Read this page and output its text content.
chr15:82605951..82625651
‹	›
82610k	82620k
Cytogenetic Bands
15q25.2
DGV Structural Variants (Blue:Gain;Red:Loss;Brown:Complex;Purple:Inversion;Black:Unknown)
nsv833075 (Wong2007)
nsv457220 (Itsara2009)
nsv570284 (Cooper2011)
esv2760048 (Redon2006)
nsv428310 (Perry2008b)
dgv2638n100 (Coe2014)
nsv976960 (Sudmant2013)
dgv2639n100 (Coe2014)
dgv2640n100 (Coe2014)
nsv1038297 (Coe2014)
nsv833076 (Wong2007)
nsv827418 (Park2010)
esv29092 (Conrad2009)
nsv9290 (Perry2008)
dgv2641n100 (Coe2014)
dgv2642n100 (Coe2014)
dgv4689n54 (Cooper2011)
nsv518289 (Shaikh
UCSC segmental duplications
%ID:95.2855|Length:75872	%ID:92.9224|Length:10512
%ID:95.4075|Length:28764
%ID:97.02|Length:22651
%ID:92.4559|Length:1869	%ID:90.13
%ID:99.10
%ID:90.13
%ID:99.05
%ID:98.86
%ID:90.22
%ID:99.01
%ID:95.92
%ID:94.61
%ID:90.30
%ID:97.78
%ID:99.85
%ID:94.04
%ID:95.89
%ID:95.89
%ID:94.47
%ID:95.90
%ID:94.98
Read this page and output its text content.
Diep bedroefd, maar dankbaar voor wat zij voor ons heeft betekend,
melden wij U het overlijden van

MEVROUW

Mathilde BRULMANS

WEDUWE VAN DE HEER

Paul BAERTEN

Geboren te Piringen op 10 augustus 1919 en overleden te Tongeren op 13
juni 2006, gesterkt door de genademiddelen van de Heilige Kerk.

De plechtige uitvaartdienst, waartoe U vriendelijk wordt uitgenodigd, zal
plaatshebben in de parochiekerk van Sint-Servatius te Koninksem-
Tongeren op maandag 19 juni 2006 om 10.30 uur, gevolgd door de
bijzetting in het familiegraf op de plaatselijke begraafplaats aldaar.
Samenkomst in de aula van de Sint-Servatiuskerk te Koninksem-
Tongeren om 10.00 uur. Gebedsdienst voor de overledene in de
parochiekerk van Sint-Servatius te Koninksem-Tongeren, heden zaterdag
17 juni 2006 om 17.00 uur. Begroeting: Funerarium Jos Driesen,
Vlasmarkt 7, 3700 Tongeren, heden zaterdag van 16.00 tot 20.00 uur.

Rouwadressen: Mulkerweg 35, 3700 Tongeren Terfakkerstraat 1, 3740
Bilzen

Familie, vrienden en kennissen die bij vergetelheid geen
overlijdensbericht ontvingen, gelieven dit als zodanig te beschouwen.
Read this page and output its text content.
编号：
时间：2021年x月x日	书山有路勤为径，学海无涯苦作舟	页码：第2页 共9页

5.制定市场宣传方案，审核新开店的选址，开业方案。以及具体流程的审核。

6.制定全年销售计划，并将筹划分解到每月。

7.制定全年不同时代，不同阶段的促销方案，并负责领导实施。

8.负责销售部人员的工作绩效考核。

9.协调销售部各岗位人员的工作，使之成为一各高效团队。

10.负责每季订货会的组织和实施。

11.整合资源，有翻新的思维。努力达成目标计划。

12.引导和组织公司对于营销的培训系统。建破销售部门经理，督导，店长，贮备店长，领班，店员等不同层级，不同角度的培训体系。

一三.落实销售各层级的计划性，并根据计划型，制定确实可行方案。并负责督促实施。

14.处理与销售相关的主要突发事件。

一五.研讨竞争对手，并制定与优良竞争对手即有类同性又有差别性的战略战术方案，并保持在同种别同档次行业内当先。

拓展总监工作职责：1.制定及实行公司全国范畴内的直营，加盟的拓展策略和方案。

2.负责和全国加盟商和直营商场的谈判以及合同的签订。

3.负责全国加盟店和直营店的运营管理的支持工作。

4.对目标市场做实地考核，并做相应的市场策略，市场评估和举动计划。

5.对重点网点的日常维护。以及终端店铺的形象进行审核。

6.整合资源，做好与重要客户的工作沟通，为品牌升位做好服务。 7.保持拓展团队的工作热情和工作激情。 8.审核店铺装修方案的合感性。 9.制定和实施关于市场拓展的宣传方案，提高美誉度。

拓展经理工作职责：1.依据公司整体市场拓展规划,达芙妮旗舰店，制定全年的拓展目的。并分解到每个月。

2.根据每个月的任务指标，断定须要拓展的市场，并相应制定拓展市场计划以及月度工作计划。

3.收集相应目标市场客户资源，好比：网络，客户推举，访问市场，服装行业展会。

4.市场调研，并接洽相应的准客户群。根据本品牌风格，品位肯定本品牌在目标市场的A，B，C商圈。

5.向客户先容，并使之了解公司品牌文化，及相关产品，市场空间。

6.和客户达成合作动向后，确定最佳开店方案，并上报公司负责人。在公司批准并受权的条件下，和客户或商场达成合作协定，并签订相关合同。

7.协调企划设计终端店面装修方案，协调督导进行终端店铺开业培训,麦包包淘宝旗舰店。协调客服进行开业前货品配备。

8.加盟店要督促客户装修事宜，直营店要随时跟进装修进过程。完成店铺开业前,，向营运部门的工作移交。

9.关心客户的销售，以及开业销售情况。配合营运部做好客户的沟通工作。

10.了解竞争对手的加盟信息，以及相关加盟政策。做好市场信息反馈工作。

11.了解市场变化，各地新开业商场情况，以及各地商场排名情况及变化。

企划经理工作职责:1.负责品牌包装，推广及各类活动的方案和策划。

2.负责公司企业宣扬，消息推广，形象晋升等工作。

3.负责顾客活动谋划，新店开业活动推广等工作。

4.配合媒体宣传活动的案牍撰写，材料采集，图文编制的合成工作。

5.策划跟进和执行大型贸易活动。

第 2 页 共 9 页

→ TASK STATEMENT
Extract the listing in its entirety, matching it exactly.

→ COMPLETE OUTPUT
Read this page and output its text content.
chr15:82605951..82625651
‹	›
82610k	82620k
Cytogenetic Bands
15q25.2
DGV Structural Variants (Blue:Gain;Red:Loss;Brown:Complex;Purple:Inversion;Black:Unknown)
nsv833075 (Wong2007)
nsv457220 (Itsara2009)
nsv570284 (Cooper2011)
esv2760048 (Redon2006)
nsv428310 (Perry2008b)
dgv2638n100 (Coe2014)
nsv976960 (Sudmant2013)
dgv2639n100 (Coe2014)
dgv2640n100 (Coe2014)
nsv1038297 (Coe2014)
nsv833076 (Wong2007)
nsv827418 (Park2010)
esv29092 (Conrad2009)
nsv9290 (Perry2008)
dgv2641n100 (Coe2014)
dgv2642n100 (Coe2014)
dgv4689n54 (Cooper2011)
nsv518289 (Shaikh
UCSC segmental duplications
%ID:95.2855|Length:75872	%ID:92.9224|Length:10512
%ID:95.4075|Length:28764
%ID:97.02|Length:22651
%ID:92.4559|Length:1869	%ID:90.13
%ID:99.10
%ID:90.13
%ID:99.05
%ID:98.86
%ID:90.22
%ID:99.01
%ID:95.92
%ID:94.61
%ID:90.30
%ID:97.78
%ID:99.85
%ID:94.04
%ID:95.89
%ID:95.89
%ID:94.47
%ID:95.90
%ID:94.98
Read this page and output its text content.
Diep bedroefd, maar dankbaar voor wat zij voor ons heeft betekend,
melden wij U het overlijden van

MEVROUW

Mathilde BRULMANS

WEDUWE VAN DE HEER

Paul BAERTEN

Geboren te Piringen op 10 augustus 1919 en overleden te Tongeren op 13
juni 2006, gesterkt door de genademiddelen van de Heilige Kerk.

De plechtige uitvaartdienst, waartoe U vriendelijk wordt uitgenodigd, zal
plaatshebben in de parochiekerk van Sint-Servatius te Koninksem-
Tongeren op maandag 19 juni 2006 om 10.30 uur, gevolgd door de
bijzetting in het familiegraf op de plaatselijke begraafplaats aldaar.
Samenkomst in de aula van de Sint-Servatiuskerk te Koninksem-
Tongeren om 10.00 uur. Gebedsdienst voor de overledene in de
parochiekerk van Sint-Servatius te Koninksem-Tongeren, heden zaterdag
17 juni 2006 om 17.00 uur. Begroeting: Funerarium Jos Driesen,
Vlasmarkt 7, 3700 Tongeren, heden zaterdag van 16.00 tot 20.00 uur.

Rouwadressen: Mulkerweg 35, 3700 Tongeren Terfakkerstraat 1, 3740
Bilzen

Familie, vrienden en kennissen die bij vergetelheid geen
overlijdensbericht ontvingen, gelieven dit als zodanig te beschouwen.
Read this page and output its text content.
编号：
时间：2021年x月x日	书山有路勤为径，学海无涯苦作舟	页码：第2页 共9页

5.制定市场宣传方案，审核新开店的选址，开业方案。以及具体流程的审核。

6.制定全年销售计划，并将筹划分解到每月。

7.制定全年不同时代，不同阶段的促销方案，并负责领导实施。

8.负责销售部人员的工作绩效考核。

9.协调销售部各岗位人员的工作，使之成为一各高效团队。

10.负责每季订货会的组织和实施。

11.整合资源，有翻新的思维。努力达成目标计划。

12.引导和组织公司对于营销的培训系统。建破销售部门经理，督导，店长，贮备店长，领班，店员等不同层级，不同角度的培训体系。

一三.落实销售各层级的计划性，并根据计划型，制定确实可行方案。并负责督促实施。

14.处理与销售相关的主要突发事件。

一五.研讨竞争对手，并制定与优良竞争对手即有类同性又有差别性的战略战术方案，并保持在同种别同档次行业内当先。

拓展总监工作职责：1.制定及实行公司全国范畴内的直营，加盟的拓展策略和方案。

2.负责和全国加盟商和直营商场的谈判以及合同的签订。

3.负责全国加盟店和直营店的运营管理的支持工作。

4.对目标市场做实地考核，并做相应的市场策略，市场评估和举动计划。

5.对重点网点的日常维护。以及终端店铺的形象进行审核。

6.整合资源，做好与重要客户的工作沟通，为品牌升位做好服务。 7.保持拓展团队的工作热情和工作激情。 8.审核店铺装修方案的合感性。 9.制定和实施关于市场拓展的宣传方案，提高美誉度。

拓展经理工作职责：1.依据公司整体市场拓展规划,达芙妮旗舰店，制定全年的拓展目的。并分解到每个月。

2.根据每个月的任务指标，断定须要拓展的市场，并相应制定拓展市场计划以及月度工作计划。

3.收集相应目标市场客户资源，好比：网络，客户推举，访问市场，服装行业展会。

4.市场调研，并接洽相应的准客户群。根据本品牌风格，品位肯定本品牌在目标市场的A，B，C商圈。

5.向客户先容，并使之了解公司品牌文化，及相关产品，市场空间。

6.和客户达成合作动向后，确定最佳开店方案，并上报公司负责人。在公司批准并受权的条件下，和客户或商场达成合作协定，并签订相关合同。

7.协调企划设计终端店面装修方案，协调督导进行终端店铺开业培训,麦包包淘宝旗舰店。协调客服进行开业前货品配备。

8.加盟店要督促客户装修事宜，直营店要随时跟进装修进过程。完成店铺开业前,，向营运部门的工作移交。

9.关心客户的销售，以及开业销售情况。配合营运部做好客户的沟通工作。

10.了解竞争对手的加盟信息，以及相关加盟政策。做好市场信息反馈工作。

11.了解市场变化，各地新开业商场情况，以及各地商场排名情况及变化。

企划经理工作职责:1.负责品牌包装，推广及各类活动的方案和策划。

2.负责公司企业宣扬，消息推广，形象晋升等工作。

3.负责顾客活动谋划，新店开业活动推广等工作。

4.配合媒体宣传活动的案牍撰写，材料采集，图文编制的合成工作。

5.策划跟进和执行大型贸易活动。

第 2 页 共 9 页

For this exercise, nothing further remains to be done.